REQUIRED TASK » Below is a block of records; reproduce all of them exactly and leave out any pictures.

⟨

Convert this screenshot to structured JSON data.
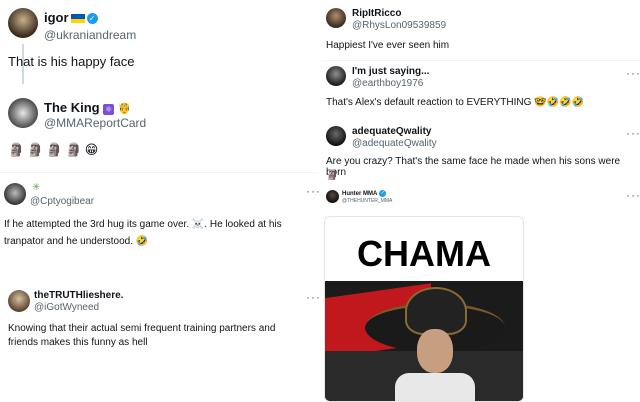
{
  "left": {
    "t1": {
      "name": "igor",
      "handle": "@ukraniandream",
      "text": "That is his happy face"
    },
    "t2": {
      "name": "The King",
      "handle": "@MMAReportCard",
      "text": "🗿🗿🗿🗿😁"
    },
    "t3": {
      "name": "",
      "handle": "@Cptyogibear",
      "text": "If he attempted the 3rd hug its game over. ☠️. He looked at his tranpator and he understood. 🤣",
      "more": "···"
    },
    "t4": {
      "name": "theTRUTHlieshere.",
      "handle": "@iGotWyneed",
      "text": "Knowing that their actual semi frequent training partners and friends makes this funny as hell",
      "more": "···"
    }
  },
  "right": {
    "r1": {
      "name": "RipItRicco",
      "handle": "@RhysLon09539859",
      "text": "Happiest I've ever seen him"
    },
    "r2": {
      "name": "I'm just saying...",
      "handle": "@earthboy1976",
      "text": "That's Alex's default reaction to EVERYTHING 🤓🤣🤣🤣",
      "more": "···"
    },
    "r3": {
      "name": "adequateQwality",
      "handle": "@adequateQwality",
      "text": "Are you crazy? That's the same face he made when his sons were born",
      "emoji": "🗿",
      "more": "···"
    },
    "r4": {
      "name": "Hunter MMA",
      "handle": "@THEHUNTER_MMA",
      "more": "···",
      "image_caption": "CHAMA"
    }
  },
  "colors": {
    "verified": "#1d9bf0",
    "text": "#0f1419",
    "muted": "#536471"
  }
}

⟩

FULL SOLUTION »
Convert this screenshot to structured JSON data.
{
  "left": {
    "t1": {
      "name": "igor",
      "handle": "@ukraniandream",
      "text": "That is his happy face"
    },
    "t2": {
      "name": "The King",
      "handle": "@MMAReportCard",
      "text": "🗿🗿🗿🗿😁"
    },
    "t3": {
      "name": "",
      "handle": "@Cptyogibear",
      "text": "If he attempted the 3rd hug its game over. ☠️. He looked at his tranpator and he understood. 🤣",
      "more": "···"
    },
    "t4": {
      "name": "theTRUTHlieshere.",
      "handle": "@iGotWyneed",
      "text": "Knowing that their actual semi frequent training partners and friends makes this funny as hell",
      "more": "···"
    }
  },
  "right": {
    "r1": {
      "name": "RipItRicco",
      "handle": "@RhysLon09539859",
      "text": "Happiest I've ever seen him"
    },
    "r2": {
      "name": "I'm just saying...",
      "handle": "@earthboy1976",
      "text": "That's Alex's default reaction to EVERYTHING 🤓🤣🤣🤣",
      "more": "···"
    },
    "r3": {
      "name": "adequateQwality",
      "handle": "@adequateQwality",
      "text": "Are you crazy? That's the same face he made when his sons were born",
      "emoji": "🗿",
      "more": "···"
    },
    "r4": {
      "name": "Hunter MMA",
      "handle": "@THEHUNTER_MMA",
      "more": "···",
      "image_caption": "CHAMA"
    }
  },
  "colors": {
    "verified": "#1d9bf0",
    "text": "#0f1419",
    "muted": "#536471"
  }
}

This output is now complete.